— BEGIN —

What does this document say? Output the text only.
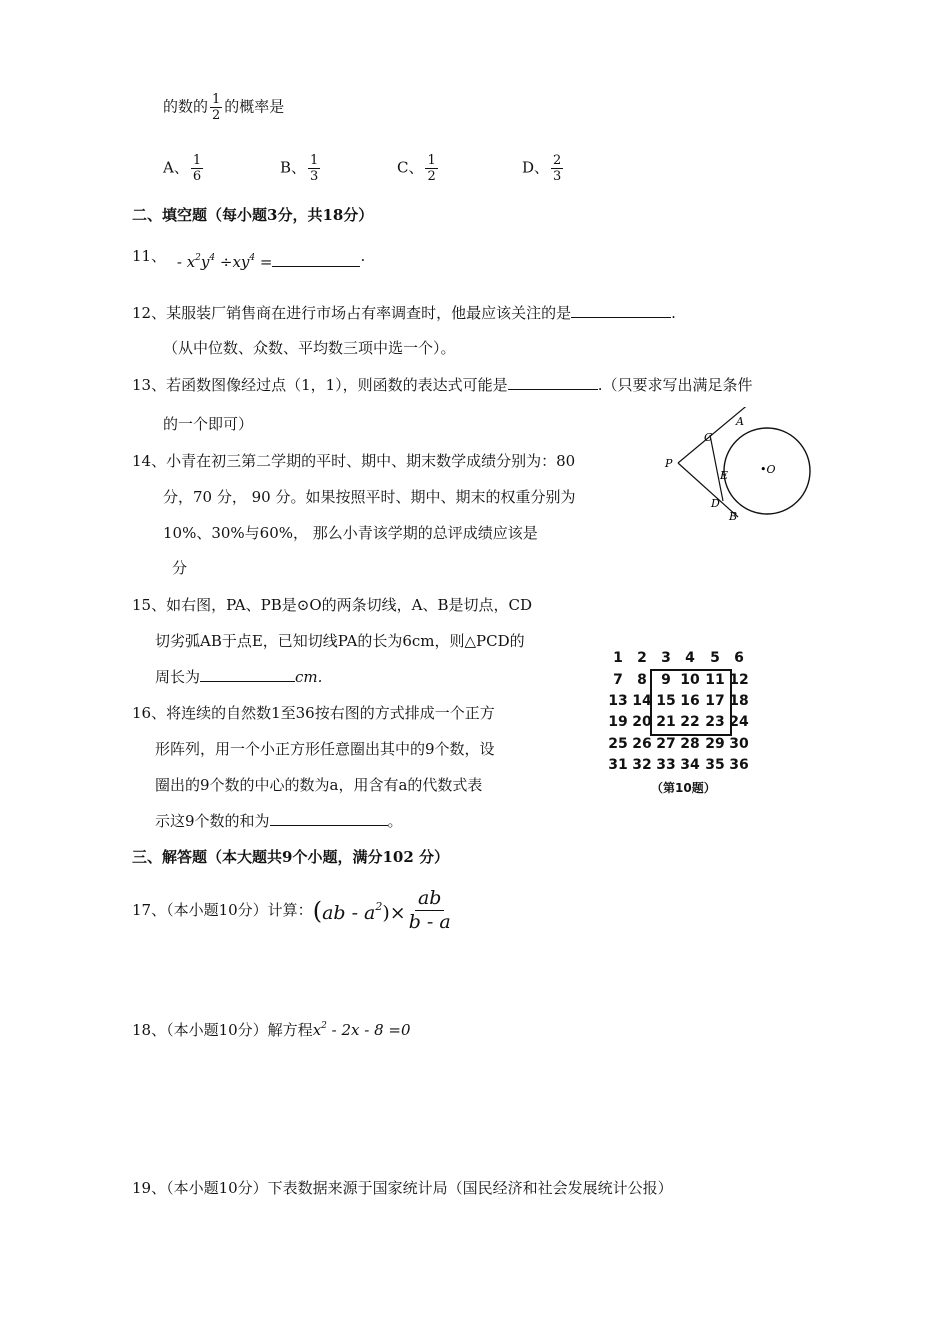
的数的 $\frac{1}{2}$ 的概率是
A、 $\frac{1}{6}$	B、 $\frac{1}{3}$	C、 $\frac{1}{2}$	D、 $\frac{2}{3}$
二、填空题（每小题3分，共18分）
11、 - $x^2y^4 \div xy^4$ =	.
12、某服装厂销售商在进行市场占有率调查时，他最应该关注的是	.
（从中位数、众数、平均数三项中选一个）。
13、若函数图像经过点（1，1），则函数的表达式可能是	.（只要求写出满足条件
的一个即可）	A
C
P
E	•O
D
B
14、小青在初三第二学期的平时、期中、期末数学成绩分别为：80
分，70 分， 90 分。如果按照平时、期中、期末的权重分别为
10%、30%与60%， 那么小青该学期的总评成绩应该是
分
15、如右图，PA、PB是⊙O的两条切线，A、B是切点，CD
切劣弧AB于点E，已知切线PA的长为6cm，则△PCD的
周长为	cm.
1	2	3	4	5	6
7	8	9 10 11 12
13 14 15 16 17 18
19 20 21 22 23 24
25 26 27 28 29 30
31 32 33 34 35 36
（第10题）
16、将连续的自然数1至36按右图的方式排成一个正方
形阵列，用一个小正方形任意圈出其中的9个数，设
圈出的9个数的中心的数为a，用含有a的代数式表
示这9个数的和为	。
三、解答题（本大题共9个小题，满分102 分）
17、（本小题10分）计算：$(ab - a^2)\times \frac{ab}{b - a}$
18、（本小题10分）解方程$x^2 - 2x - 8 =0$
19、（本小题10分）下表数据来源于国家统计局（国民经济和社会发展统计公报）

— END —
— BEGIN —

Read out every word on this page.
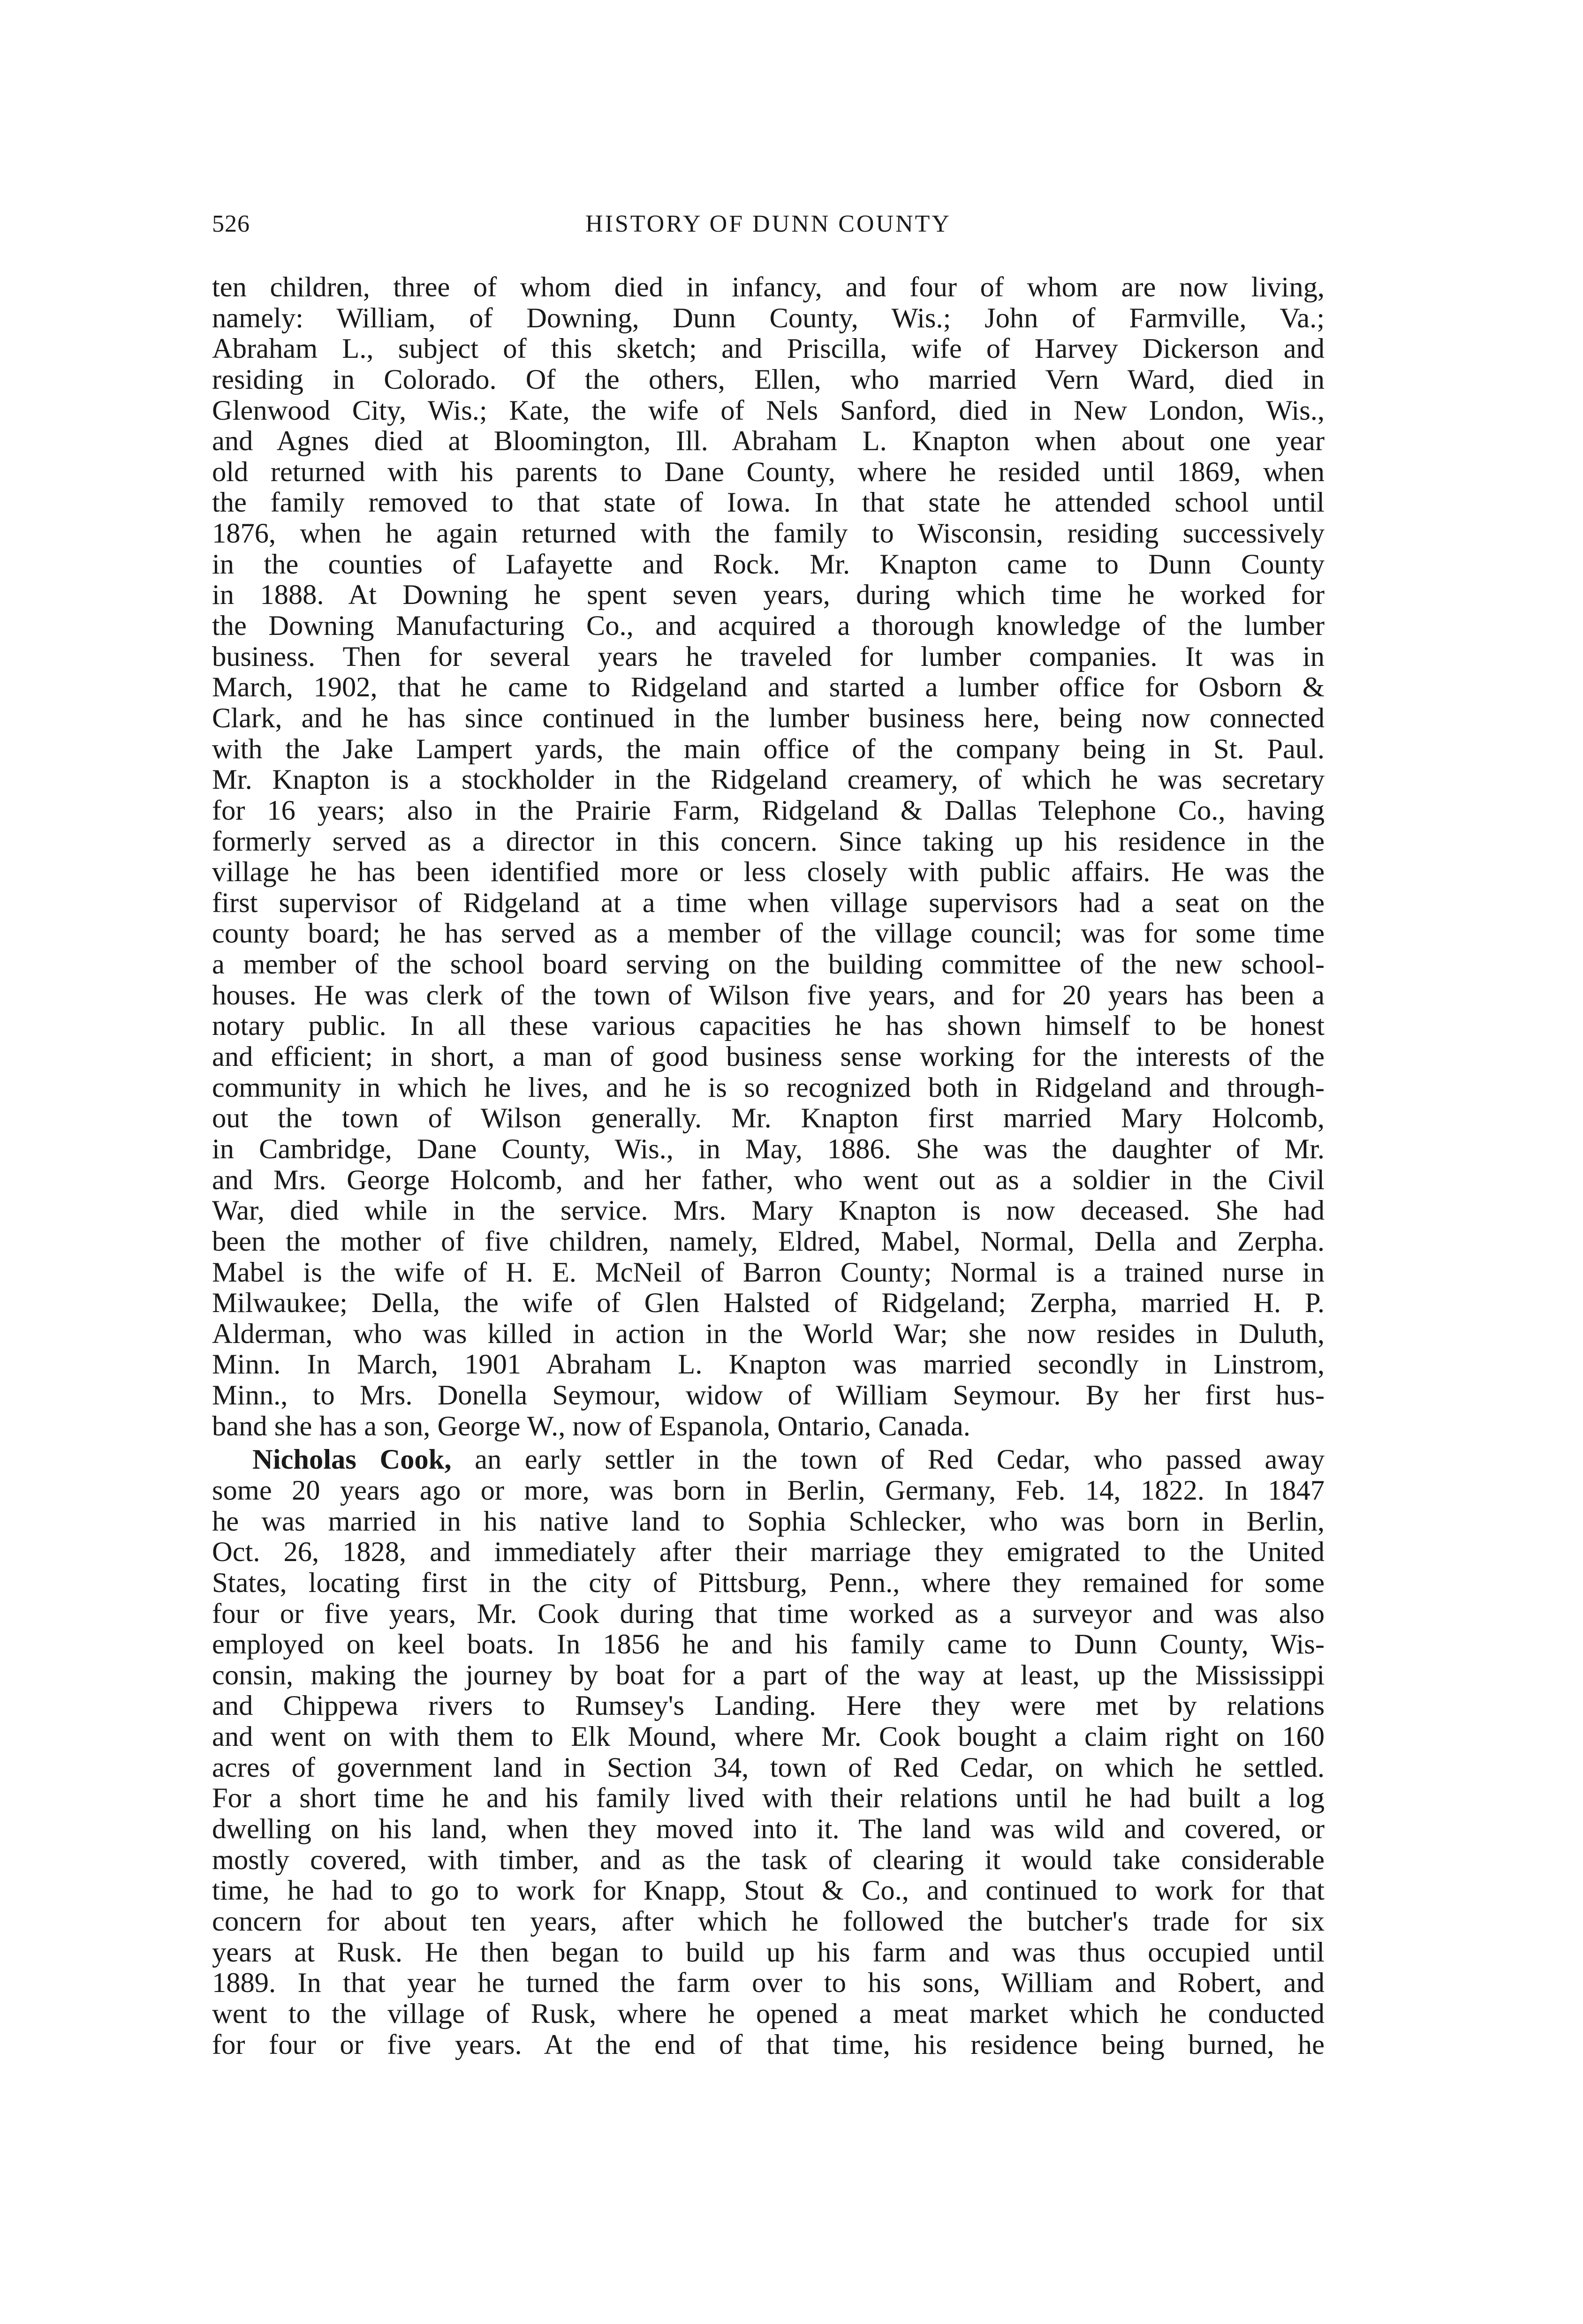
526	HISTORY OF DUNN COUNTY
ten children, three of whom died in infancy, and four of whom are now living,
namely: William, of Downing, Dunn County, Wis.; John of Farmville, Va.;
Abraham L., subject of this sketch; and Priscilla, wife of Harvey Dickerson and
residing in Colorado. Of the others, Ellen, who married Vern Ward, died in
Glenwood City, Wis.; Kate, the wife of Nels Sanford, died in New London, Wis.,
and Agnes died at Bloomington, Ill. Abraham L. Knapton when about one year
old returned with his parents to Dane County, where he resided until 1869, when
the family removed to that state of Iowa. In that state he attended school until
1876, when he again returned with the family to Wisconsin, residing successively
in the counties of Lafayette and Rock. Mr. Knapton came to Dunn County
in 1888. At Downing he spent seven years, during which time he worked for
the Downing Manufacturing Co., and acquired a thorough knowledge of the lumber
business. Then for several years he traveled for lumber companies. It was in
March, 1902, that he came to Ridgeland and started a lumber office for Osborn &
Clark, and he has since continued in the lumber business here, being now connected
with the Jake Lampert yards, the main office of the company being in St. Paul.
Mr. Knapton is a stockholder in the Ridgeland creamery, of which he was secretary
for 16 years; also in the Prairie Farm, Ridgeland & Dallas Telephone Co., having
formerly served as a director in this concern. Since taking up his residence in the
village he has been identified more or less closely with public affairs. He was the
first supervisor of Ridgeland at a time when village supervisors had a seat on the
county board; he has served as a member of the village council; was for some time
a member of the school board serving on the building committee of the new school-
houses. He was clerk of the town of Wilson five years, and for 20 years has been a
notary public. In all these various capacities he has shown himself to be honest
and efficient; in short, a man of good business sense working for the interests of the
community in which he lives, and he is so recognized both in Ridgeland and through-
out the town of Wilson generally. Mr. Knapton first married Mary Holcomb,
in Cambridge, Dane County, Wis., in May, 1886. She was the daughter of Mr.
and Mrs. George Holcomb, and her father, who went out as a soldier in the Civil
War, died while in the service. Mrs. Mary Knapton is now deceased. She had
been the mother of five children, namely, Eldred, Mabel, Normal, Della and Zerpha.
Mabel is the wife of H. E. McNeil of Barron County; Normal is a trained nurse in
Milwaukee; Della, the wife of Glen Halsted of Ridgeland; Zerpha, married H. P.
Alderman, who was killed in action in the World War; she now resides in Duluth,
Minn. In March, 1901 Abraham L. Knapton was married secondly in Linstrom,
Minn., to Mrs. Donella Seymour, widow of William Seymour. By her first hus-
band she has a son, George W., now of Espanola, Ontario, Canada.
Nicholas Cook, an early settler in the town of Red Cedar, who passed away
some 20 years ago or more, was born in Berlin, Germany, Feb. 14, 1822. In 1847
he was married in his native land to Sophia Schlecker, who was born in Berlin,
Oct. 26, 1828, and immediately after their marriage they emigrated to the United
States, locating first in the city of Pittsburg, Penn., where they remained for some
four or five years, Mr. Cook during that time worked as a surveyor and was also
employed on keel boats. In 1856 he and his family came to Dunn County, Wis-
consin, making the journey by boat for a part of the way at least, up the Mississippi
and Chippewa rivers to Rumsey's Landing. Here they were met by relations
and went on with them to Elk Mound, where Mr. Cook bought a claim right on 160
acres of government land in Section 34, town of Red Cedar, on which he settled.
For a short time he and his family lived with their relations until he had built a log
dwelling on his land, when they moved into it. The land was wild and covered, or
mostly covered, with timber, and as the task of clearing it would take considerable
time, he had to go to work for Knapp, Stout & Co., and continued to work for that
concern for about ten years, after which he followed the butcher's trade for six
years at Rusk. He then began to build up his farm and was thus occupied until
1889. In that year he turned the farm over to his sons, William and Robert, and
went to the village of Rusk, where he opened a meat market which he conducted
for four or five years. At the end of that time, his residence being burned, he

— END —

### Your task
Check each line of the records above for the string "children", and report every line that has it.

### Solution to the problem
ten children, three of whom died in infancy, and four of whom are now living,
been the mother of five children, namely, Eldred, Mabel, Normal, Della and Zerpha.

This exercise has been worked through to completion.